■ GIVEN INSTRUCTION ■
Please determine how many lines of the material include the word "color", and respond with nothing but that number.

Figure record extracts
= = = = = = =
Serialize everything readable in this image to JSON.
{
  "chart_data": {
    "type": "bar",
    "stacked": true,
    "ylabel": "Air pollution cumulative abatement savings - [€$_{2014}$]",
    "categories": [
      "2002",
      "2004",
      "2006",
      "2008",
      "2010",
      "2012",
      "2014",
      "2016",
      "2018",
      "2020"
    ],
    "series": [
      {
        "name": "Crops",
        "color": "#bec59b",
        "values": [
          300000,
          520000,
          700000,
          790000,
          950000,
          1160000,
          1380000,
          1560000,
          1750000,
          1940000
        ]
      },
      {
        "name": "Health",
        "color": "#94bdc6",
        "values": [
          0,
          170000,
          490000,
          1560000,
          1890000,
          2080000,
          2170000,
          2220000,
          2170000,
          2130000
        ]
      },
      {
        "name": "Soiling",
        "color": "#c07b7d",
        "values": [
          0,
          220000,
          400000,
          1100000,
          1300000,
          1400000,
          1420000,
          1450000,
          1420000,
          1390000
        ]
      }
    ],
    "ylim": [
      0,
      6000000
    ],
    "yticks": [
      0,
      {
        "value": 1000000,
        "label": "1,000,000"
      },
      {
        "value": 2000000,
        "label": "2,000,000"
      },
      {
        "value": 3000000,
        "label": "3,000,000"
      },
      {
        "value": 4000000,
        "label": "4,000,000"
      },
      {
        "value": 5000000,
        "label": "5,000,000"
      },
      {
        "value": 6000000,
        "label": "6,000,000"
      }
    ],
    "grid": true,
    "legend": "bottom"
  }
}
= = = = = = =
■ FULL SOLUTION ■
3